Instructions for the task: Look for "with" in each line of the entries, and return the matching lines.
++++ Supplied data
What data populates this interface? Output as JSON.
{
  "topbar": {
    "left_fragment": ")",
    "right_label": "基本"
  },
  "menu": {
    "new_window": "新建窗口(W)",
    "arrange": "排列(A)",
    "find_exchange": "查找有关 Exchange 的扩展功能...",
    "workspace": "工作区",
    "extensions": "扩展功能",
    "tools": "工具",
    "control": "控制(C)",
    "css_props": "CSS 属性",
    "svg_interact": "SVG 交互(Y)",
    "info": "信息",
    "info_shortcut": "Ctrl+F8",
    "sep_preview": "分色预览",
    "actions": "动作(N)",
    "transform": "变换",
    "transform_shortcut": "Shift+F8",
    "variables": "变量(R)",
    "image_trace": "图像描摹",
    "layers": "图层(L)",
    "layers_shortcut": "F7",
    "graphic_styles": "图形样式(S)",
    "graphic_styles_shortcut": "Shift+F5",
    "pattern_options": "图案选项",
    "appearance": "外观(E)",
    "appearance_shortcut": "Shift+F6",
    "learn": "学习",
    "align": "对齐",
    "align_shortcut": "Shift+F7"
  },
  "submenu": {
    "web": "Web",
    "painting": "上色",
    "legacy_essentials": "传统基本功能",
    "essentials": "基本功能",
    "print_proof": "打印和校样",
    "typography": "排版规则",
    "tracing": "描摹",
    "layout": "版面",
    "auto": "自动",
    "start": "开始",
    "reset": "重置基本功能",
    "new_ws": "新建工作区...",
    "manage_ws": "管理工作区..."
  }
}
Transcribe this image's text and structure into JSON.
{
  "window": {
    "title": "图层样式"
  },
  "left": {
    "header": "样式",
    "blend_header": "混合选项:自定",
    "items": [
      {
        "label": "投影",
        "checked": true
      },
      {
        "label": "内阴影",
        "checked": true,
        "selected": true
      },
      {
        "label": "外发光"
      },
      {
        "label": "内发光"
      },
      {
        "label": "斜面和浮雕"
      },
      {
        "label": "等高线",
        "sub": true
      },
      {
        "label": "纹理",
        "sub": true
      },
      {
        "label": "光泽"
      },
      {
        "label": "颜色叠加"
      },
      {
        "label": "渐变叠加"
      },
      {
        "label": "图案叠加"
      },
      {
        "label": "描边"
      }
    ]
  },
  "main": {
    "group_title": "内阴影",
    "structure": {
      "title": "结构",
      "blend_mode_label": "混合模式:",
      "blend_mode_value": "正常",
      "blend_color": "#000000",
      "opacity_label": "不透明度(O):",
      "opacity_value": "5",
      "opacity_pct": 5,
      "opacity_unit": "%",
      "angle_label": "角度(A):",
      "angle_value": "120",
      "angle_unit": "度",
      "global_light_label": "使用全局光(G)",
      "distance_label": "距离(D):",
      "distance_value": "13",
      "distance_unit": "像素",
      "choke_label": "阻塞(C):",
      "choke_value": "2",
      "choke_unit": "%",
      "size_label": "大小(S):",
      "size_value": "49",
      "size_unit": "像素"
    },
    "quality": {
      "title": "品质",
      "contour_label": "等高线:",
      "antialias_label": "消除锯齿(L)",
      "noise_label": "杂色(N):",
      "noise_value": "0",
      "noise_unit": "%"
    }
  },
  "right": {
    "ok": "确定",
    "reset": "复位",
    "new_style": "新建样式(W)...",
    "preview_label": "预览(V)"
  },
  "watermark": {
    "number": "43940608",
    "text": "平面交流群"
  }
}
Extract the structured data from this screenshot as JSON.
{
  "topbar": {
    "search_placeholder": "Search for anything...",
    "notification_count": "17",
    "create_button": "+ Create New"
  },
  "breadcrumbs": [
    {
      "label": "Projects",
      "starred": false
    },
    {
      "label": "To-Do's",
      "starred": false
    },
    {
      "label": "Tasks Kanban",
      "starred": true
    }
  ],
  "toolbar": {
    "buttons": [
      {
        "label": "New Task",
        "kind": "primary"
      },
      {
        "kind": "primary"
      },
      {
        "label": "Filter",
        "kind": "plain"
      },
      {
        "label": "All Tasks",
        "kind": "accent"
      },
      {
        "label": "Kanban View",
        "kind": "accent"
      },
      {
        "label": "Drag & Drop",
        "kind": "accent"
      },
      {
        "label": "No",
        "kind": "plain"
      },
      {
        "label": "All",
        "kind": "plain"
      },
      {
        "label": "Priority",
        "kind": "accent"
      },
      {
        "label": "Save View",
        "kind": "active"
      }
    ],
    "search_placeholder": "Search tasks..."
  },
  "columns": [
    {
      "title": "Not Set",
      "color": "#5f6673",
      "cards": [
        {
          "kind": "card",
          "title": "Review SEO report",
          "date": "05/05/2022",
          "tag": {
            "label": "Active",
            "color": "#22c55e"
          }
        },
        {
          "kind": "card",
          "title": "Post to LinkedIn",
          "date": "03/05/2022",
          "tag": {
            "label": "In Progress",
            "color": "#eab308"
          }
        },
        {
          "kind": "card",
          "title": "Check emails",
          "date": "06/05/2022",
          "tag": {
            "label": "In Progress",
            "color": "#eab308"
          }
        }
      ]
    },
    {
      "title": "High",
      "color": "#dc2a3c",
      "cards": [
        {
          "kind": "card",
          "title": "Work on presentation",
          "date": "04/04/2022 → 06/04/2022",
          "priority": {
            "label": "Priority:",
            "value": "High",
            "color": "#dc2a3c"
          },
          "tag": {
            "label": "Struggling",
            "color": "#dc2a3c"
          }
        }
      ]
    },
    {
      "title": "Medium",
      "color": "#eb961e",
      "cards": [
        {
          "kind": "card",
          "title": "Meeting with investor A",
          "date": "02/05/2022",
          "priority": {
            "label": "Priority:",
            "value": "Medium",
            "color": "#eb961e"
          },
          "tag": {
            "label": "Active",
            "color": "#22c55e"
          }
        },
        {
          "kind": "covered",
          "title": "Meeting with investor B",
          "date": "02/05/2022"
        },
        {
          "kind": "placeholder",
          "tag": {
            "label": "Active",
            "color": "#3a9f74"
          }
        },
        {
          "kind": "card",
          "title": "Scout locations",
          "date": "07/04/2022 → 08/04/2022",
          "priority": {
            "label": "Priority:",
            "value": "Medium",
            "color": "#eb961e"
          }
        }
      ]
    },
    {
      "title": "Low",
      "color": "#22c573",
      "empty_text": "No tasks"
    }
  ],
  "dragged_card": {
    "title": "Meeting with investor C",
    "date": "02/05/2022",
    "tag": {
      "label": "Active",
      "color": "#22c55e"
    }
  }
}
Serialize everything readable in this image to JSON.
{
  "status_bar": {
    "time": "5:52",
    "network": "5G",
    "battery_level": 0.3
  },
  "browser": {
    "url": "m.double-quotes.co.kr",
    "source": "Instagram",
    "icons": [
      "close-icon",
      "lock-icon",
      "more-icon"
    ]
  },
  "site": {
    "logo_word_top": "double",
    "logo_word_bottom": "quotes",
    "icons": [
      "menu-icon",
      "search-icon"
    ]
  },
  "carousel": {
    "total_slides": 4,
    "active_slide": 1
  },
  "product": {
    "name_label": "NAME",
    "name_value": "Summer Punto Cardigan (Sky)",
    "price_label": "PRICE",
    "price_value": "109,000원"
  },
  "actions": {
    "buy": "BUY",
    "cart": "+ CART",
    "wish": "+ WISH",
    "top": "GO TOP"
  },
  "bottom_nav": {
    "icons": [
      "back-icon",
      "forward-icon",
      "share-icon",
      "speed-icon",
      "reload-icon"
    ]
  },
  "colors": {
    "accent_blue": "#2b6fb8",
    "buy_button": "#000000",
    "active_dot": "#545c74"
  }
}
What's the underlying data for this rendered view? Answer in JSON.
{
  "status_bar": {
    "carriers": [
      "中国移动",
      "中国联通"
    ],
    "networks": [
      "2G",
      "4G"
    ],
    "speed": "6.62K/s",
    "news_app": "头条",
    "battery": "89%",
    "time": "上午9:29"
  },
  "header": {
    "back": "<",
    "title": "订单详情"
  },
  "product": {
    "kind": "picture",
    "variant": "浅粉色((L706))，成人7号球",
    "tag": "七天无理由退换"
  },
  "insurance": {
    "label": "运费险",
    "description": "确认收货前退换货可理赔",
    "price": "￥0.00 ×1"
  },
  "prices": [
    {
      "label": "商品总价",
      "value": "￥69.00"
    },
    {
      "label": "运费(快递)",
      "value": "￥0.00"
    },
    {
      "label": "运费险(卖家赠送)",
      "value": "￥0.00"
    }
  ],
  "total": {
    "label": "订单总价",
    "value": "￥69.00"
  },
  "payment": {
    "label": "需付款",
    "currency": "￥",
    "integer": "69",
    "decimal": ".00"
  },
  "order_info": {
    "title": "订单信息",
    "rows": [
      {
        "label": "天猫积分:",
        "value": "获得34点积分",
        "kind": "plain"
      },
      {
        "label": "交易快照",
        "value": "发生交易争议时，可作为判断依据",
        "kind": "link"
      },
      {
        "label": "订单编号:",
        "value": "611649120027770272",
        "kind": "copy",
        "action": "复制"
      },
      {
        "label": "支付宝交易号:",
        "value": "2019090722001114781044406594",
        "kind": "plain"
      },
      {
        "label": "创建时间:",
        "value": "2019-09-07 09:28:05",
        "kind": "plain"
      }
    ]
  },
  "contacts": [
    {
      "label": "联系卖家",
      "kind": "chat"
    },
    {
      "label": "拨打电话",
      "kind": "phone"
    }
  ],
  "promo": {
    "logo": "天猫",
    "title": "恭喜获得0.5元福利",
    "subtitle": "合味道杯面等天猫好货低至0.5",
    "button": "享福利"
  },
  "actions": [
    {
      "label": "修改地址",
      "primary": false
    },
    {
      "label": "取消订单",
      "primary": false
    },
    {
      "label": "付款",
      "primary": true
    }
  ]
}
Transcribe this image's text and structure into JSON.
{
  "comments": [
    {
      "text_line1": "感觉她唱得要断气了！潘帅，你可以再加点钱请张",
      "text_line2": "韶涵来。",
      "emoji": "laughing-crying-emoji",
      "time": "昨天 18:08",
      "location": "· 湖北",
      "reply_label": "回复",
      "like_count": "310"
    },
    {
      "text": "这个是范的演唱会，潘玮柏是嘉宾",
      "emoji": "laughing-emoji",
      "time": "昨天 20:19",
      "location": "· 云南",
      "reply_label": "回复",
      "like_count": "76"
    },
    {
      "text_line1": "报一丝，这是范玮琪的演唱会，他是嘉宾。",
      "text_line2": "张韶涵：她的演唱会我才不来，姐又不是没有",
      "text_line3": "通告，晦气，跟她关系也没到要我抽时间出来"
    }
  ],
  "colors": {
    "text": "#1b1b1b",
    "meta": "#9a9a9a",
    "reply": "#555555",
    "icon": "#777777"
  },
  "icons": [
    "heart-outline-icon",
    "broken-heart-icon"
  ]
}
++++++++
Finished task:
          "title": "Meeting with investor A",
          "title": "Meeting with investor B",
    "title": "Meeting with investor C",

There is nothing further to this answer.